<<<<

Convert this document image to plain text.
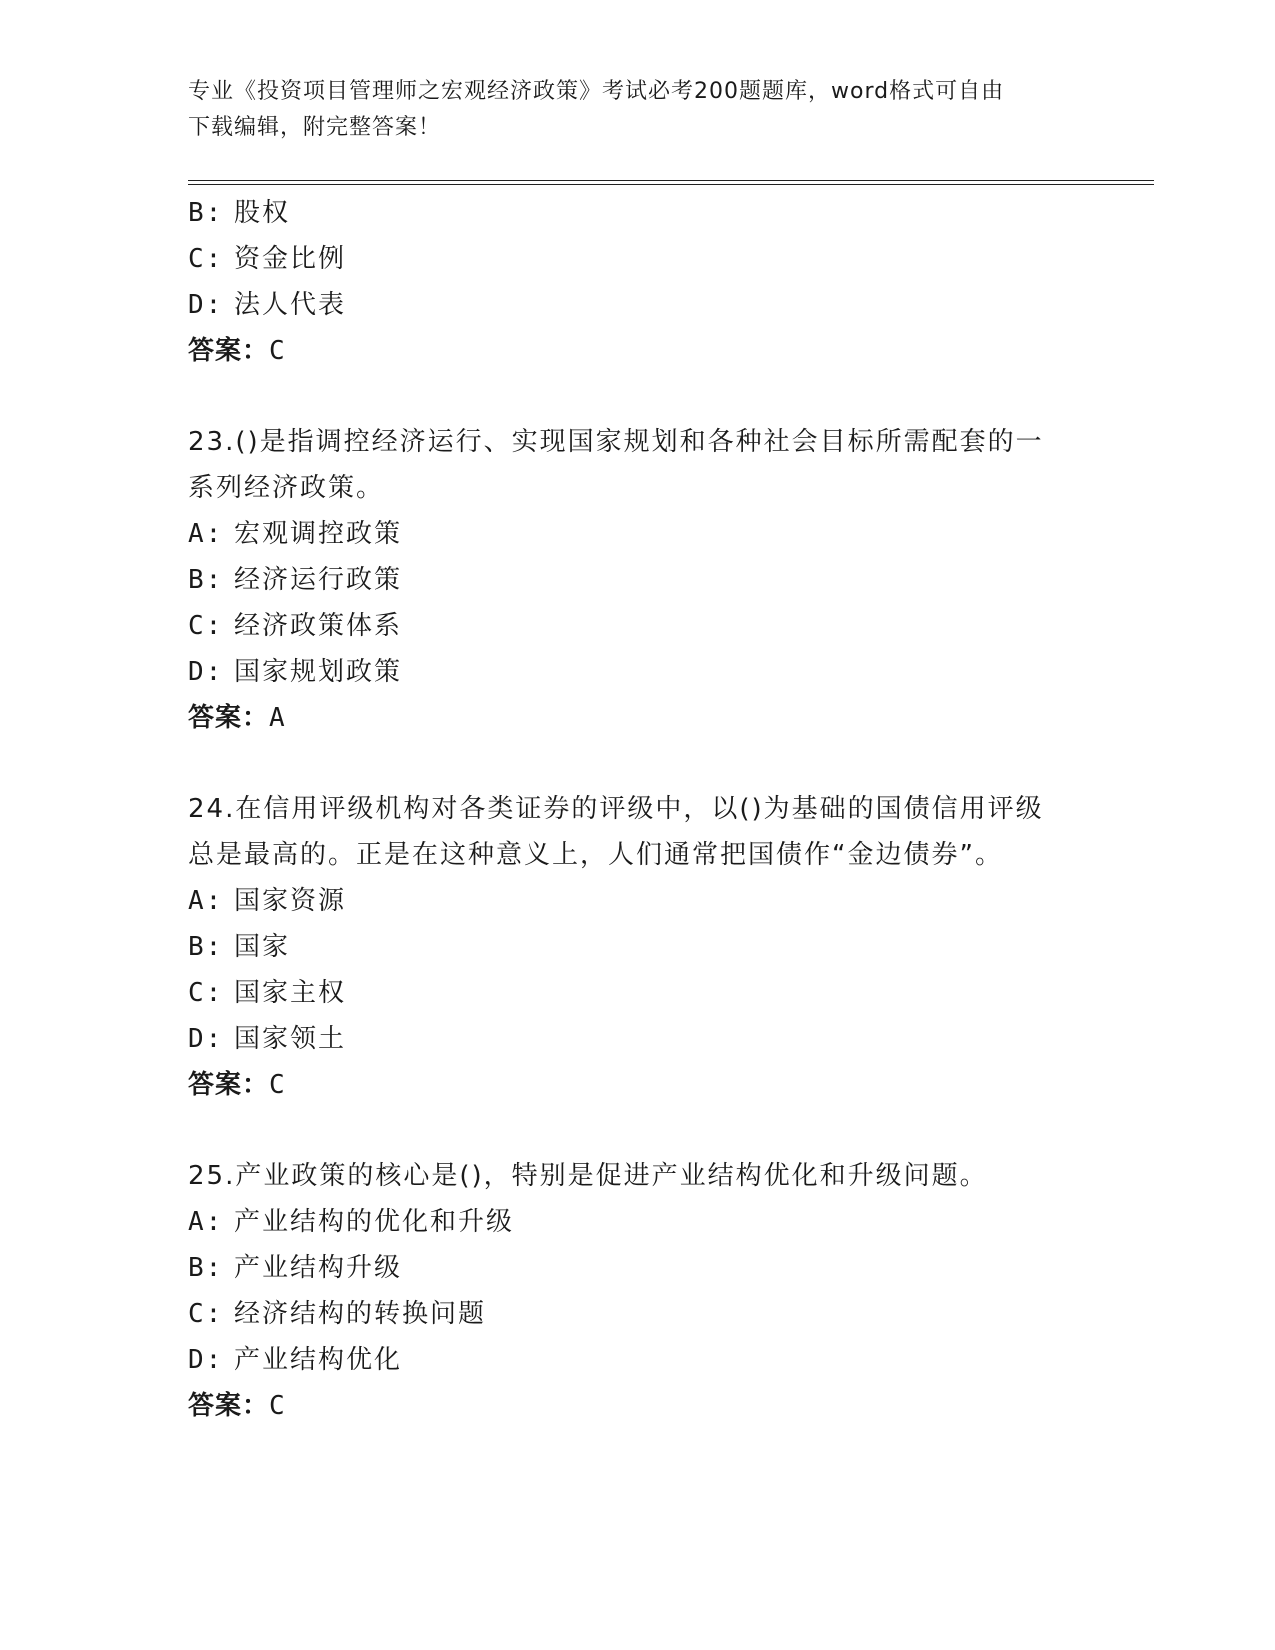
专业《投资项目管理师之宏观经济政策》考试必考200题题库，word格式可自由
下载编辑，附完整答案！
B: 股权
C: 资金比例
D: 法人代表
答案：C
23.()是指调控经济运行、实现国家规划和各种社会目标所需配套的一
系列经济政策。
A: 宏观调控政策
B: 经济运行政策
C: 经济政策体系
D: 国家规划政策
答案：A
24.在信用评级机构对各类证券的评级中，以()为基础的国债信用评级
总是最高的。正是在这种意义上，人们通常把国债作“金边债券”。
A: 国家资源
B: 国家
C: 国家主权
D: 国家领土
答案：C
25.产业政策的核心是()，特别是促进产业结构优化和升级问题。
A: 产业结构的优化和升级
B: 产业结构升级
C: 经济结构的转换问题
D: 产业结构优化
答案：C
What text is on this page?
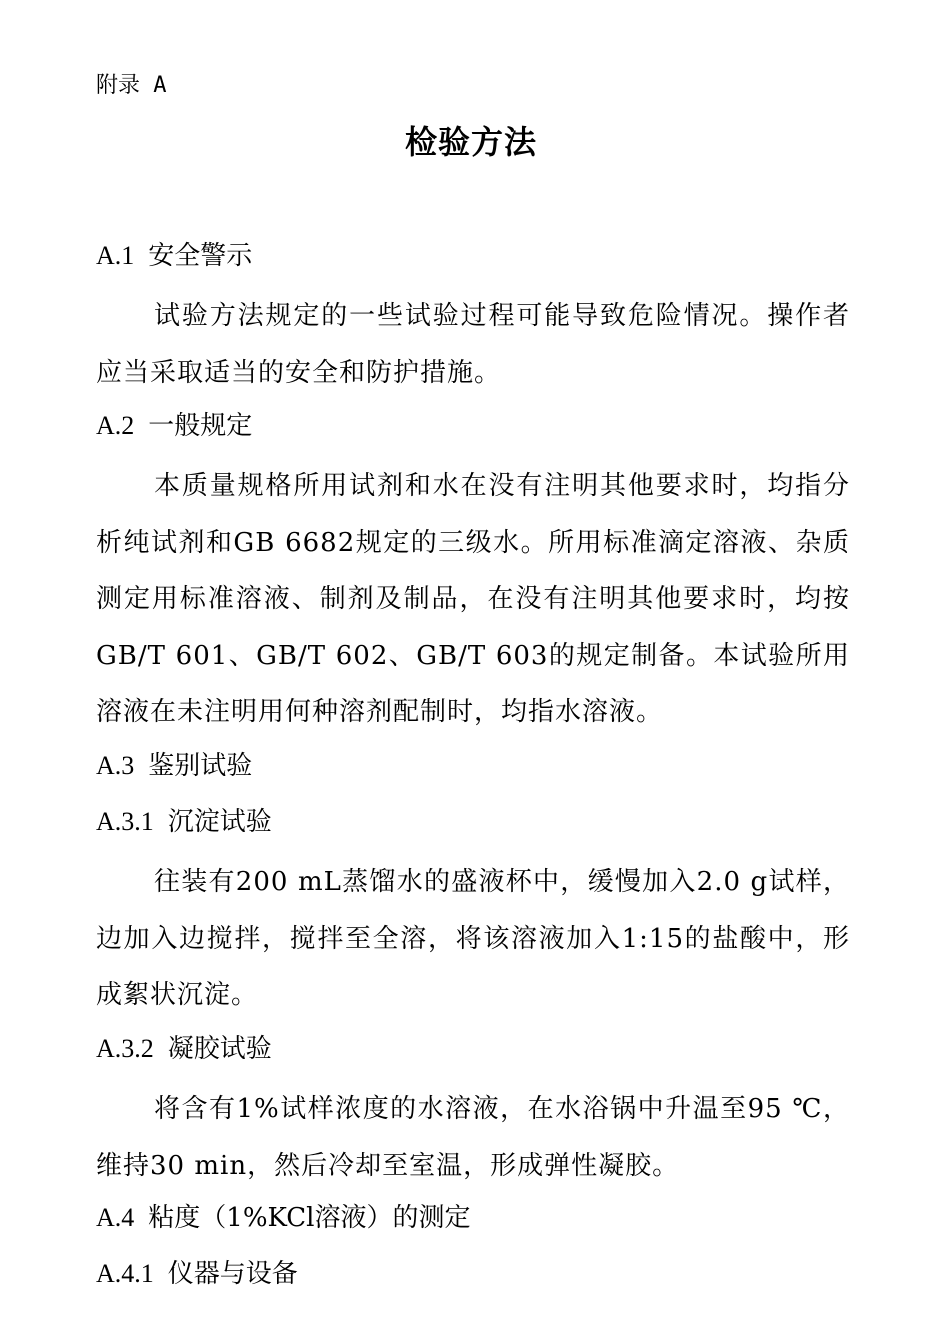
附录 A
检验方法
A.1 安全警示

试验方法规定的一些试验过程可能导致危险情况。操作者应当采取适当的安全和防护措施。

A.2 一般规定

本质量规格所用试剂和水在没有注明其他要求时，均指分析纯试剂和GB 6682规定的三级水。所用标准滴定溶液、杂质测定用标准溶液、制剂及制品，在没有注明其他要求时，均按GB/T 601、GB/T 602、GB/T 603的规定制备。本试验所用溶液在未注明用何种溶剂配制时，均指水溶液。

A.3 鉴别试验
A.3.1 沉淀试验

往装有200 mL蒸馏水的盛液杯中，缓慢加入2.0 g试样，边加入边搅拌，搅拌至全溶，将该溶液加入1:15的盐酸中，形成絮状沉淀。

A.3.2 凝胶试验

将含有1%试样浓度的水溶液，在水浴锅中升温至95 ℃，维持30 min，然后冷却至室温，形成弹性凝胶。

A.4 粘度（1%KCl溶液）的测定
A.4.1 仪器与设备
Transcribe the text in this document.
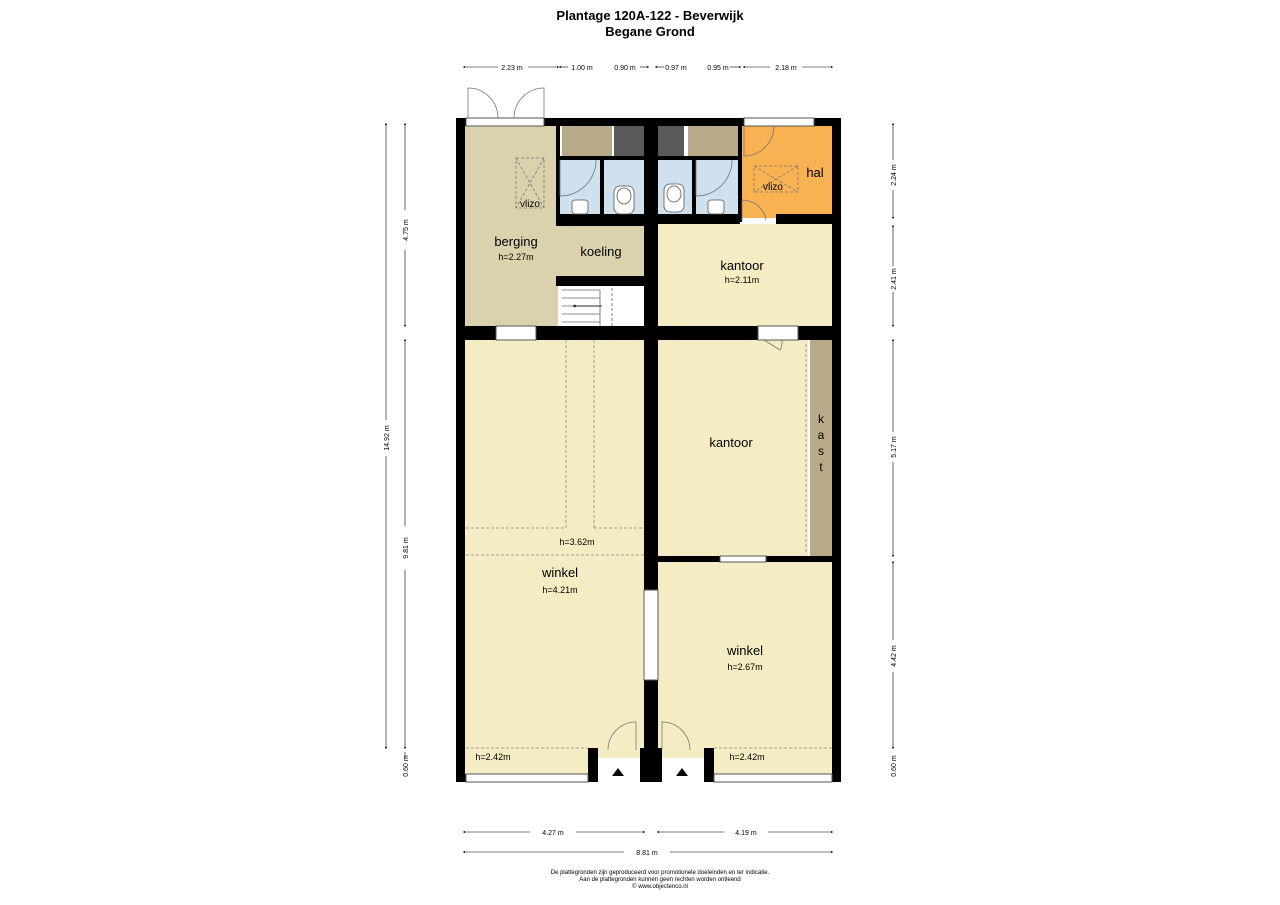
Plantage 120A-122 - Beverwijk
Begane Grond
2.23 m	1.00 m	0.90 m	0.97 m	0.95 m	2.18 m
14.92 m
4.75 m
9.81 m
0.60 m
2.24 m
2.41 m
5.17 m
4.42 m
0.60 m
4.27 m	4.19 m
8.81 m
berging
h=2.27m
vlizo
koeling
hal
vlizo
kantoor
h=2.11m
kantoor
k
a
s
t
h=3.62m
winkel
h=4.21m
h=2.42m
winkel
h=2.67m
h=2.42m
De plattegronden zijn geproduceerd voor promotionele doeleinden en ter indicatie.
Aan de plattegronden kunnen geen rechten worden ontleend
© www.objectenco.nl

>>>>

Quote the records in full and exactly; skip any image.

**Finished task:**
Convert this document image to plain text.
专业《投资项目管理师之宏观经济政策》考试必考200题题库，word格式可自由
下载编辑，附完整答案！
B: 股权
C: 资金比例
D: 法人代表
答案：C
23.()是指调控经济运行、实现国家规划和各种社会目标所需配套的一
系列经济政策。
A: 宏观调控政策
B: 经济运行政策
C: 经济政策体系
D: 国家规划政策
答案：A
24.在信用评级机构对各类证券的评级中，以()为基础的国债信用评级
总是最高的。正是在这种意义上，人们通常把国债作“金边债券”。
A: 国家资源
B: 国家
C: 国家主权
D: 国家领土
答案：C
25.产业政策的核心是()，特别是促进产业结构优化和升级问题。
A: 产业结构的优化和升级
B: 产业结构升级
C: 经济结构的转换问题
D: 产业结构优化
答案：C
What text is on this page?
附录 A
检验方法
A.1 安全警示

试验方法规定的一些试验过程可能导致危险情况。操作者应当采取适当的安全和防护措施。

A.2 一般规定

本质量规格所用试剂和水在没有注明其他要求时，均指分析纯试剂和GB 6682规定的三级水。所用标准滴定溶液、杂质测定用标准溶液、制剂及制品，在没有注明其他要求时，均按GB/T 601、GB/T 602、GB/T 603的规定制备。本试验所用溶液在未注明用何种溶剂配制时，均指水溶液。

A.3 鉴别试验
A.3.1 沉淀试验

往装有200 mL蒸馏水的盛液杯中，缓慢加入2.0 g试样，边加入边搅拌，搅拌至全溶，将该溶液加入1:15的盐酸中，形成絮状沉淀。

A.3.2 凝胶试验

将含有1%试样浓度的水溶液，在水浴锅中升温至95 ℃，维持30 min，然后冷却至室温，形成弹性凝胶。

A.4 粘度（1%KCl溶液）的测定
A.4.1 仪器与设备
Transcribe the text in this document.
Plantage 120A-122 - Beverwijk
Begane Grond
2.23 m	1.00 m	0.90 m	0.97 m	0.95 m	2.18 m
14.92 m
4.75 m
9.81 m
0.60 m
2.24 m
2.41 m
5.17 m
4.42 m
0.60 m
4.27 m	4.19 m
8.81 m
berging
h=2.27m
vlizo
koeling
hal
vlizo
kantoor
h=2.11m
kantoor
k
a
s
t
h=3.62m
winkel
h=4.21m
h=2.42m
winkel
h=2.67m
h=2.42m
De plattegronden zijn geproduceerd voor promotionele doeleinden en ter indicatie.
Aan de plattegronden kunnen geen rechten worden ontleend
© www.objectenco.nl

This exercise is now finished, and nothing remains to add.